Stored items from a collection
■ ■ ■ ■ ■
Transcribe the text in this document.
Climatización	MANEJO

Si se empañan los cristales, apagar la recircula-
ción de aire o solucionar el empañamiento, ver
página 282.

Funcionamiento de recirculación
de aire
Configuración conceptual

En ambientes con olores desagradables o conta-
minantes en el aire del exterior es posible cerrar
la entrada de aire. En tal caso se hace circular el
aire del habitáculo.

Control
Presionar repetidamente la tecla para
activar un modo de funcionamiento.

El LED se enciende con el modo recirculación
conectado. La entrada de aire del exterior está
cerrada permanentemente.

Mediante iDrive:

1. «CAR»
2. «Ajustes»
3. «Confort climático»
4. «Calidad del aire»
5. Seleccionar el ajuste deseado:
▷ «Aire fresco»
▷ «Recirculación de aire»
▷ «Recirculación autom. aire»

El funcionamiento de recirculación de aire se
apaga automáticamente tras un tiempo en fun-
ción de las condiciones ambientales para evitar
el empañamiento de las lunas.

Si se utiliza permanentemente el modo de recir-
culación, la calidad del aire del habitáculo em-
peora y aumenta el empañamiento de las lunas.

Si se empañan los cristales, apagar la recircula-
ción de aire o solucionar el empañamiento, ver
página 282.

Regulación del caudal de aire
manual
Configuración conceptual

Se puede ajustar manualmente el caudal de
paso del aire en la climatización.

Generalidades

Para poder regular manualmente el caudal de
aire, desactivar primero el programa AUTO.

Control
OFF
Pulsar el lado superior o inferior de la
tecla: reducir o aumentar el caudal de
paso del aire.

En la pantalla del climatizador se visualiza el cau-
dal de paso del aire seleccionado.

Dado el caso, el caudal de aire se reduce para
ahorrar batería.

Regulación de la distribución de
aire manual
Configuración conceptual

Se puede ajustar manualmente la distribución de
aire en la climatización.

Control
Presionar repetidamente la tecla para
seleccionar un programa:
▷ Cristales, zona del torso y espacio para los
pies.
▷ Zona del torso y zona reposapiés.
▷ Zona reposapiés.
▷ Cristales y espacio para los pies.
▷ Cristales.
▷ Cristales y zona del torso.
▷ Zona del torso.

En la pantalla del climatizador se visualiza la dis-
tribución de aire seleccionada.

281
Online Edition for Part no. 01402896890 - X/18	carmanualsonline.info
■ ■ ■ ■ ■
→ WORK REQUIRED
Find each line holding the word "ajustar" and copy it.

→ RIGHT ANSWER
Se puede ajustar manualmente el caudal de
Se puede ajustar manualmente la distribución de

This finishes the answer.